• **Short problem**: Provide only the number of lines in the data below that contain the word "autour".

• **Data records**:
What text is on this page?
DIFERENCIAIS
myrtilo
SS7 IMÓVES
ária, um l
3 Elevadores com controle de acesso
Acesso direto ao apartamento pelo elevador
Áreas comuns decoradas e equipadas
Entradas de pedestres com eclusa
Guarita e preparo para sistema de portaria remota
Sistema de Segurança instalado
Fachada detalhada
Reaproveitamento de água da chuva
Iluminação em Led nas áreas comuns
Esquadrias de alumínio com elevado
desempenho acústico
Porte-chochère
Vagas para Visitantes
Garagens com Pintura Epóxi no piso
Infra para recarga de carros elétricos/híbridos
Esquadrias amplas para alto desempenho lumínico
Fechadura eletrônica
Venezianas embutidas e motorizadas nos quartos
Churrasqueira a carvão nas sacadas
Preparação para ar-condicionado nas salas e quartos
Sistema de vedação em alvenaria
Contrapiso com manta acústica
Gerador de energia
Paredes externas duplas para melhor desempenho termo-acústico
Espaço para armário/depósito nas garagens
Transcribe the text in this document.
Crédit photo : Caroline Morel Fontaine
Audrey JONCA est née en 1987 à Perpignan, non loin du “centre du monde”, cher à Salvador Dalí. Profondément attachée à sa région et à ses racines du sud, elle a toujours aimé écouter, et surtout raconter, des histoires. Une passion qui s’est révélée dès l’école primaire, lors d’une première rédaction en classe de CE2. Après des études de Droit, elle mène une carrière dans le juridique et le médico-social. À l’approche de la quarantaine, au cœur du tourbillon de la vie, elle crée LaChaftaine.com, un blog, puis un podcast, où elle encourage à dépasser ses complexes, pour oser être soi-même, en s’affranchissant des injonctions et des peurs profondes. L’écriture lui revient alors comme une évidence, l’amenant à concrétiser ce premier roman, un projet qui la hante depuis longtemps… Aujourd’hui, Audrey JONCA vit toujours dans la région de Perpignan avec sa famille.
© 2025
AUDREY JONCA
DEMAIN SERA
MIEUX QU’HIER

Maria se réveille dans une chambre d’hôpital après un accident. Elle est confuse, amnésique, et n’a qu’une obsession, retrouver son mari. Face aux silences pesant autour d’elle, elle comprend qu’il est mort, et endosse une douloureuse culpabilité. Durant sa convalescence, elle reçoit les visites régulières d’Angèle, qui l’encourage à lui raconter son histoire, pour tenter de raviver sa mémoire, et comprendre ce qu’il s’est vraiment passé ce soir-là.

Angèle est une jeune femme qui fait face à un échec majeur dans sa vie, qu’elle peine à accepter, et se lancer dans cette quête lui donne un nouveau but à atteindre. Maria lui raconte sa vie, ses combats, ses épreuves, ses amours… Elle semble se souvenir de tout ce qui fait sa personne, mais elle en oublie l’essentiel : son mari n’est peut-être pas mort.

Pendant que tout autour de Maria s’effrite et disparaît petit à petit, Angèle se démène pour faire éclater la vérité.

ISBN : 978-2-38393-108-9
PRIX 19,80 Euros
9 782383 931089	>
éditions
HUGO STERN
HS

• **Answer in full**: 2